[TO DO]
Only the pictures are left out: repeat the rest of the entries exactly.

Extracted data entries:

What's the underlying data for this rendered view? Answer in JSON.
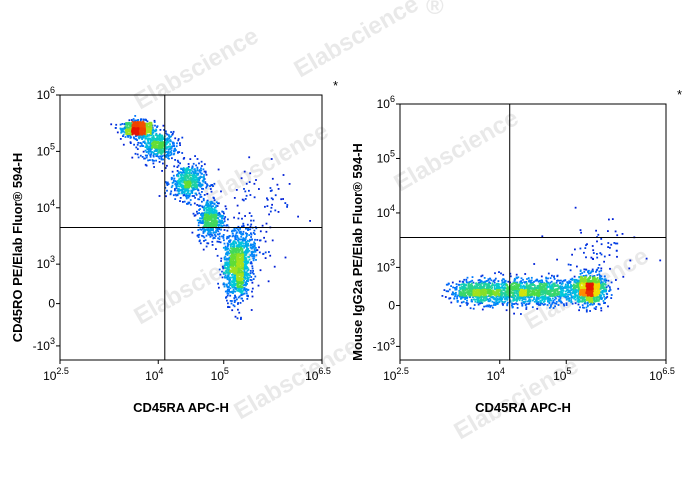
{
  "watermark": "Elabscience",
  "watermark_mark": "®",
  "chart_data": [
    {
      "type": "scatter",
      "style": "density-dot-plot",
      "xlabel": "CD45RA APC-H",
      "ylabel": "CD45RO PE/Elab Fluor® 594-H",
      "corner_mark": "*",
      "x_ticks": [
        {
          "base": "10",
          "exp": "2.5",
          "v": 2.5
        },
        {
          "base": "10",
          "exp": "4",
          "v": 4
        },
        {
          "base": "10",
          "exp": "5",
          "v": 5
        },
        {
          "base": "10",
          "exp": "6.5",
          "v": 6.5
        }
      ],
      "y_ticks": [
        {
          "base": "10",
          "exp": "6",
          "v": 6
        },
        {
          "base": "10",
          "exp": "5",
          "v": 5
        },
        {
          "base": "10",
          "exp": "4",
          "v": 4
        },
        {
          "base": "10",
          "exp": "3",
          "v": 3
        },
        {
          "base": "0",
          "exp": "",
          "v": 2.3
        },
        {
          "base": "-10",
          "exp": "3",
          "v": 1.55
        }
      ],
      "xlim": [
        2.5,
        6.5
      ],
      "ylim": [
        1.3,
        6.0
      ],
      "gate": {
        "x": 4.1,
        "y": 3.65
      },
      "populations": [
        {
          "x": 3.7,
          "y": 5.4,
          "sx": 0.12,
          "sy": 0.07,
          "n": 700
        },
        {
          "x": 4.0,
          "y": 5.1,
          "sx": 0.14,
          "sy": 0.12,
          "n": 450
        },
        {
          "x": 4.45,
          "y": 4.45,
          "sx": 0.13,
          "sy": 0.16,
          "n": 500
        },
        {
          "x": 4.8,
          "y": 3.8,
          "sx": 0.1,
          "sy": 0.18,
          "n": 450
        },
        {
          "x": 5.2,
          "y": 2.9,
          "sx": 0.1,
          "sy": 0.28,
          "n": 900
        },
        {
          "x": 5.3,
          "y": 3.3,
          "sx": 0.15,
          "sy": 0.2,
          "n": 300
        },
        {
          "x": 5.6,
          "y": 4.2,
          "sx": 0.3,
          "sy": 0.3,
          "n": 60
        }
      ]
    },
    {
      "type": "scatter",
      "style": "density-dot-plot",
      "xlabel": "CD45RA APC-H",
      "ylabel": "Mouse IgG2a PE/Elab Fluor® 594-H",
      "corner_mark": "*",
      "x_ticks": [
        {
          "base": "10",
          "exp": "2.5",
          "v": 2.5
        },
        {
          "base": "10",
          "exp": "4",
          "v": 4
        },
        {
          "base": "10",
          "exp": "5",
          "v": 5
        },
        {
          "base": "10",
          "exp": "6.5",
          "v": 6.5
        }
      ],
      "y_ticks": [
        {
          "base": "10",
          "exp": "6",
          "v": 6
        },
        {
          "base": "10",
          "exp": "5",
          "v": 5
        },
        {
          "base": "10",
          "exp": "4",
          "v": 4
        },
        {
          "base": "10",
          "exp": "3",
          "v": 3
        },
        {
          "base": "0",
          "exp": "",
          "v": 2.3
        },
        {
          "base": "-10",
          "exp": "3",
          "v": 1.55
        }
      ],
      "xlim": [
        2.5,
        6.5
      ],
      "ylim": [
        1.3,
        6.0
      ],
      "gate": {
        "x": 4.15,
        "y": 3.55
      },
      "populations": [
        {
          "x": 3.7,
          "y": 2.55,
          "sx": 0.22,
          "sy": 0.11,
          "n": 650
        },
        {
          "x": 4.3,
          "y": 2.55,
          "sx": 0.25,
          "sy": 0.12,
          "n": 600
        },
        {
          "x": 4.8,
          "y": 2.55,
          "sx": 0.22,
          "sy": 0.12,
          "n": 450
        },
        {
          "x": 5.35,
          "y": 2.6,
          "sx": 0.12,
          "sy": 0.14,
          "n": 900
        },
        {
          "x": 5.5,
          "y": 3.2,
          "sx": 0.35,
          "sy": 0.35,
          "n": 70
        }
      ]
    }
  ]
}
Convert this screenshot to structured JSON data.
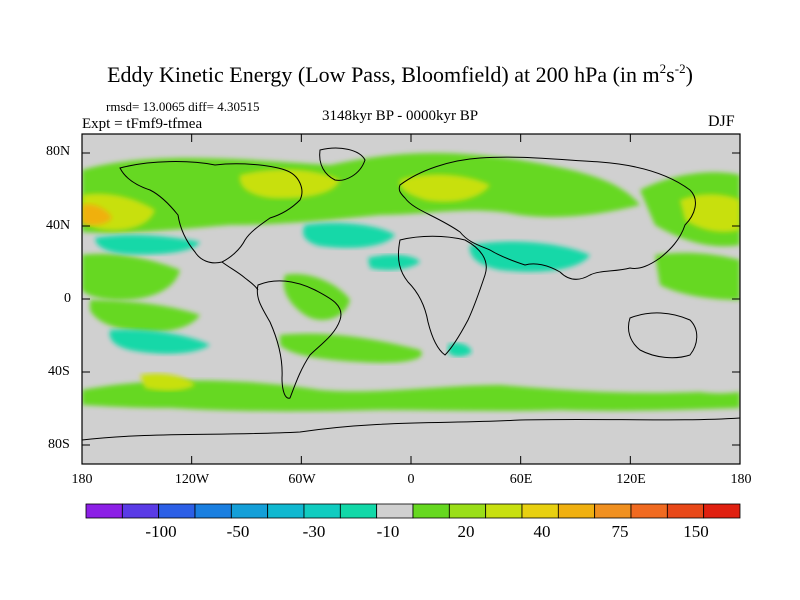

[EXERCISE ANSWER]
What's the underlying data for this rendered view? Answer in JSON.
{
  "watermark": "Elabscience",
  "watermark_mark": "®",
  "chart_data": [
    {
      "type": "scatter",
      "style": "density-dot-plot",
      "xlabel": "CD45RA APC-H",
      "ylabel": "CD45RO PE/Elab Fluor® 594-H",
      "corner_mark": "*",
      "x_ticks": [
        {
          "base": "10",
          "exp": "2.5",
          "v": 2.5
        },
        {
          "base": "10",
          "exp": "4",
          "v": 4
        },
        {
          "base": "10",
          "exp": "5",
          "v": 5
        },
        {
          "base": "10",
          "exp": "6.5",
          "v": 6.5
        }
      ],
      "y_ticks": [
        {
          "base": "10",
          "exp": "6",
          "v": 6
        },
        {
          "base": "10",
          "exp": "5",
          "v": 5
        },
        {
          "base": "10",
          "exp": "4",
          "v": 4
        },
        {
          "base": "10",
          "exp": "3",
          "v": 3
        },
        {
          "base": "0",
          "exp": "",
          "v": 2.3
        },
        {
          "base": "-10",
          "exp": "3",
          "v": 1.55
        }
      ],
      "xlim": [
        2.5,
        6.5
      ],
      "ylim": [
        1.3,
        6.0
      ],
      "gate": {
        "x": 4.1,
        "y": 3.65
      },
      "populations": [
        {
          "x": 3.7,
          "y": 5.4,
          "sx": 0.12,
          "sy": 0.07,
          "n": 700
        },
        {
          "x": 4.0,
          "y": 5.1,
          "sx": 0.14,
          "sy": 0.12,
          "n": 450
        },
        {
          "x": 4.45,
          "y": 4.45,
          "sx": 0.13,
          "sy": 0.16,
          "n": 500
        },
        {
          "x": 4.8,
          "y": 3.8,
          "sx": 0.1,
          "sy": 0.18,
          "n": 450
        },
        {
          "x": 5.2,
          "y": 2.9,
          "sx": 0.1,
          "sy": 0.28,
          "n": 900
        },
        {
          "x": 5.3,
          "y": 3.3,
          "sx": 0.15,
          "sy": 0.2,
          "n": 300
        },
        {
          "x": 5.6,
          "y": 4.2,
          "sx": 0.3,
          "sy": 0.3,
          "n": 60
        }
      ]
    },
    {
      "type": "scatter",
      "style": "density-dot-plot",
      "xlabel": "CD45RA APC-H",
      "ylabel": "Mouse IgG2a PE/Elab Fluor® 594-H",
      "corner_mark": "*",
      "x_ticks": [
        {
          "base": "10",
          "exp": "2.5",
          "v": 2.5
        },
        {
          "base": "10",
          "exp": "4",
          "v": 4
        },
        {
          "base": "10",
          "exp": "5",
          "v": 5
        },
        {
          "base": "10",
          "exp": "6.5",
          "v": 6.5
        }
      ],
      "y_ticks": [
        {
          "base": "10",
          "exp": "6",
          "v": 6
        },
        {
          "base": "10",
          "exp": "5",
          "v": 5
        },
        {
          "base": "10",
          "exp": "4",
          "v": 4
        },
        {
          "base": "10",
          "exp": "3",
          "v": 3
        },
        {
          "base": "0",
          "exp": "",
          "v": 2.3
        },
        {
          "base": "-10",
          "exp": "3",
          "v": 1.55
        }
      ],
      "xlim": [
        2.5,
        6.5
      ],
      "ylim": [
        1.3,
        6.0
      ],
      "gate": {
        "x": 4.15,
        "y": 3.55
      },
      "populations": [
        {
          "x": 3.7,
          "y": 2.55,
          "sx": 0.22,
          "sy": 0.11,
          "n": 650
        },
        {
          "x": 4.3,
          "y": 2.55,
          "sx": 0.25,
          "sy": 0.12,
          "n": 600
        },
        {
          "x": 4.8,
          "y": 2.55,
          "sx": 0.22,
          "sy": 0.12,
          "n": 450
        },
        {
          "x": 5.35,
          "y": 2.6,
          "sx": 0.12,
          "sy": 0.14,
          "n": 900
        },
        {
          "x": 5.5,
          "y": 3.2,
          "sx": 0.35,
          "sy": 0.35,
          "n": 70
        }
      ]
    }
  ]
}
Convert this screenshot to structured JSON data.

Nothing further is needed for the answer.